Omit all pictures, then retype exactly the lines from the one that contains "Read this page and output its text content." through the end of the listing.

[Begin RECORD LIST]

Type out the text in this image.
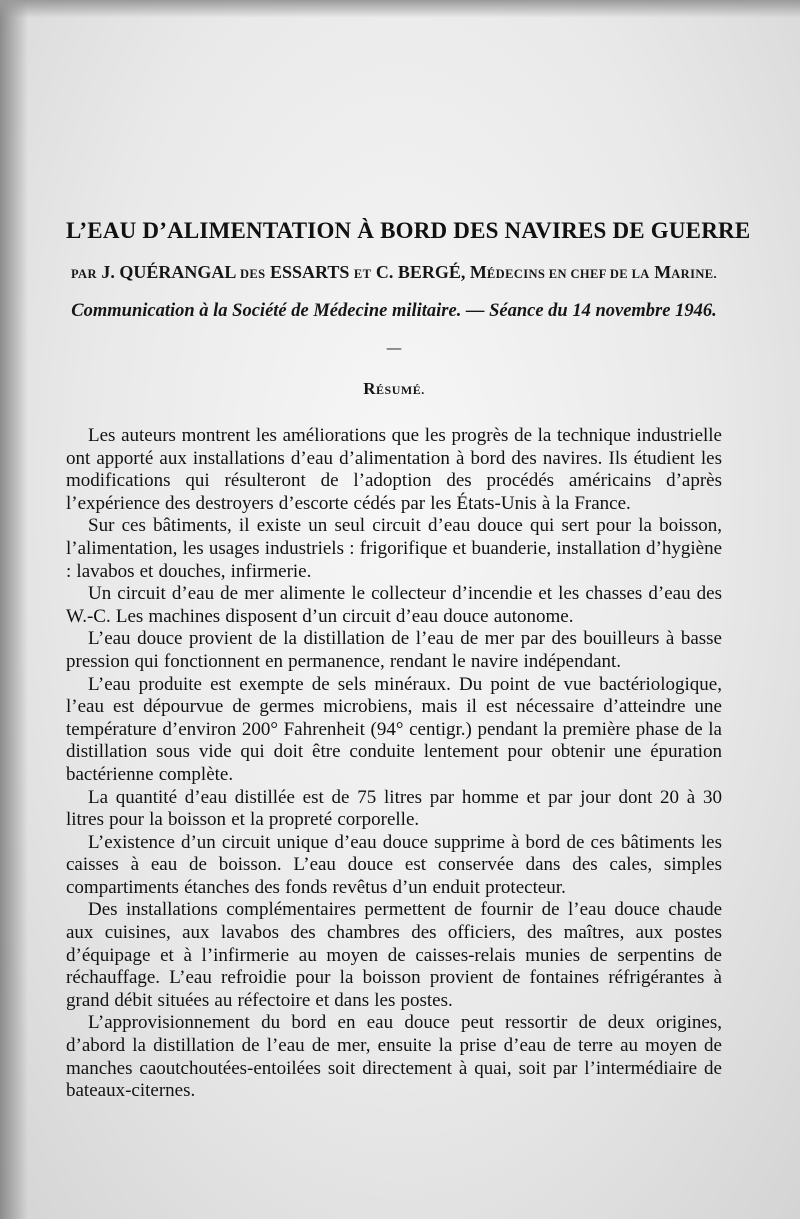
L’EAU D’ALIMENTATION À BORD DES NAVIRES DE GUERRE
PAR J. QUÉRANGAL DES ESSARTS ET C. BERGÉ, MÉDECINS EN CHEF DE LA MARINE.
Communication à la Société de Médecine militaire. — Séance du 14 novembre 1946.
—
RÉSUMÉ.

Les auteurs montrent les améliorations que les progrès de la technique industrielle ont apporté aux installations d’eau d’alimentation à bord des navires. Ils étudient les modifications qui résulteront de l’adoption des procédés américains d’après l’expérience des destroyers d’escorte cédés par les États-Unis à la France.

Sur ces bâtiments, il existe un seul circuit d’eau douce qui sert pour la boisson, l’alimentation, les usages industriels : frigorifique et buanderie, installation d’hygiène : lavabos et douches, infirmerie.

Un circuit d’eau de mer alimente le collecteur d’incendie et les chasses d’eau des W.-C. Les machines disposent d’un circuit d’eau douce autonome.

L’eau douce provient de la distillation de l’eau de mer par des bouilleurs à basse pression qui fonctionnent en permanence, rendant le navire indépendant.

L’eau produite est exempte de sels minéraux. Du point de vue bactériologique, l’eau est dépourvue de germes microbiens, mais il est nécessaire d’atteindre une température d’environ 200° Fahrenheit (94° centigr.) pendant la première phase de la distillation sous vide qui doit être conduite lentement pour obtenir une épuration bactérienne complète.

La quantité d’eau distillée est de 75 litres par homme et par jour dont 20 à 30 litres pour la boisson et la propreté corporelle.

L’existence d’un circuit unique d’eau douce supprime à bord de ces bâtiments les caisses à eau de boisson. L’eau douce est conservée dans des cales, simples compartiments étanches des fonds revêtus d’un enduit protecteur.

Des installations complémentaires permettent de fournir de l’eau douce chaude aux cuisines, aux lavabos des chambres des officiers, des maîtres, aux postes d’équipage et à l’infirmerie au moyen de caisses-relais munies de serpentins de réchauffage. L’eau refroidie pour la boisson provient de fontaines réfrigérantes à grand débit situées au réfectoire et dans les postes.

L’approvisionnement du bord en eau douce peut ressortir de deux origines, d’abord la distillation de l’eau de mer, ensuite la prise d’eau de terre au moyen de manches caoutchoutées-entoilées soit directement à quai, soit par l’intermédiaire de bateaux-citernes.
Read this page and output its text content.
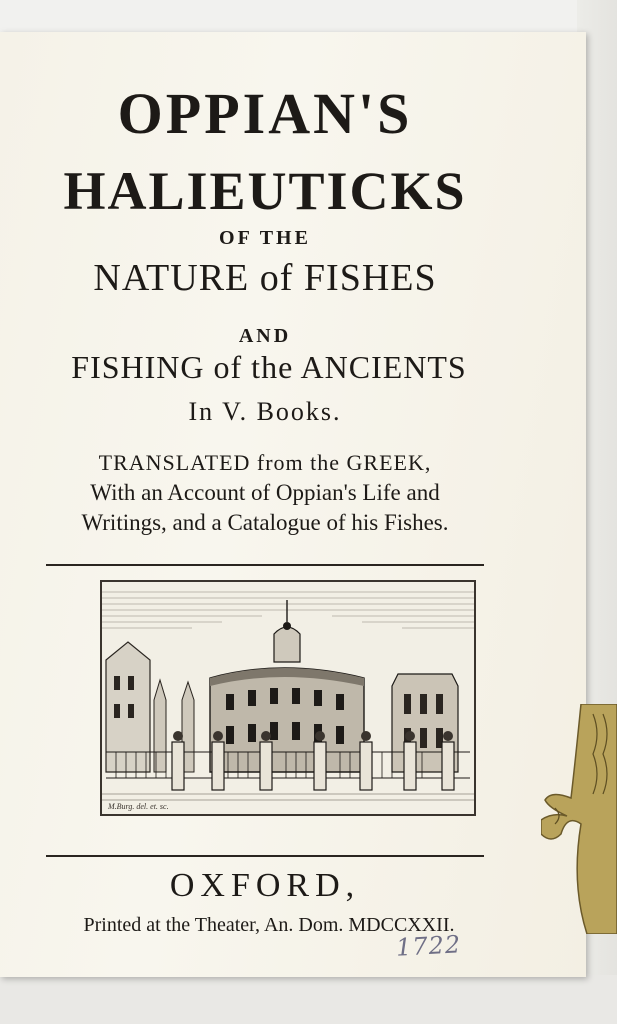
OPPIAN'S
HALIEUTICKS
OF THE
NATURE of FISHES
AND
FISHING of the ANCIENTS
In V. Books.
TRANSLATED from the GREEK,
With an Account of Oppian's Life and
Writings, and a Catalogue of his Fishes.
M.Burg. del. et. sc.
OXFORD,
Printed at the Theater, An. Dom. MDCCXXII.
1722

[End RECORD LIST]

RESPONSE BELOW:
Read this page and output its text content.
OPPIAN'S
HALIEUTICKS
OF THE
NATURE of FISHES
AND
FISHING of the ANCIENTS
In V. Books.
TRANSLATED from the GREEK,
With an Account of Oppian's Life and
Writings, and a Catalogue of his Fishes.
M.Burg. del. et. sc.
OXFORD,
Printed at the Theater, An. Dom. MDCCXXII.
1722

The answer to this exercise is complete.